(Extracted data entries):
+ + + +

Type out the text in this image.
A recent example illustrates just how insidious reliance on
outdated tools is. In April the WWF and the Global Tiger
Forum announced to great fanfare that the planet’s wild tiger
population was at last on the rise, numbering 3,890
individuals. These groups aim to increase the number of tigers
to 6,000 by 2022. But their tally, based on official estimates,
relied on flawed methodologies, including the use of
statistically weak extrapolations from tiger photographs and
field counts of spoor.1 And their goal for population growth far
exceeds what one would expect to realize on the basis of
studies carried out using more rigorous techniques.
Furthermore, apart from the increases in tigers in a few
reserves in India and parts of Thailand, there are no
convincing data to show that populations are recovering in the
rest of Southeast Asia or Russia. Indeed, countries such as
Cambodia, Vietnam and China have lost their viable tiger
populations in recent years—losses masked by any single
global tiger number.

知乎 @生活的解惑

+ + + +

(The exercise): Write out the data again, exactly and in full.

(Task output):
Type out the text in this image.
A recent example illustrates just how insidious reliance on
outdated tools is. In April the WWF and the Global Tiger
Forum announced to great fanfare that the planet’s wild tiger
population was at last on the rise, numbering 3,890
individuals. These groups aim to increase the number of tigers
to 6,000 by 2022. But their tally, based on official estimates,
relied on flawed methodologies, including the use of
statistically weak extrapolations from tiger photographs and
field counts of spoor.1 And their goal for population growth far
exceeds what one would expect to realize on the basis of
studies carried out using more rigorous techniques.
Furthermore, apart from the increases in tigers in a few
reserves in India and parts of Thailand, there are no
convincing data to show that populations are recovering in the
rest of Southeast Asia or Russia. Indeed, countries such as
Cambodia, Vietnam and China have lost their viable tiger
populations in recent years—losses masked by any single
global tiger number.

知乎 @生活的解惑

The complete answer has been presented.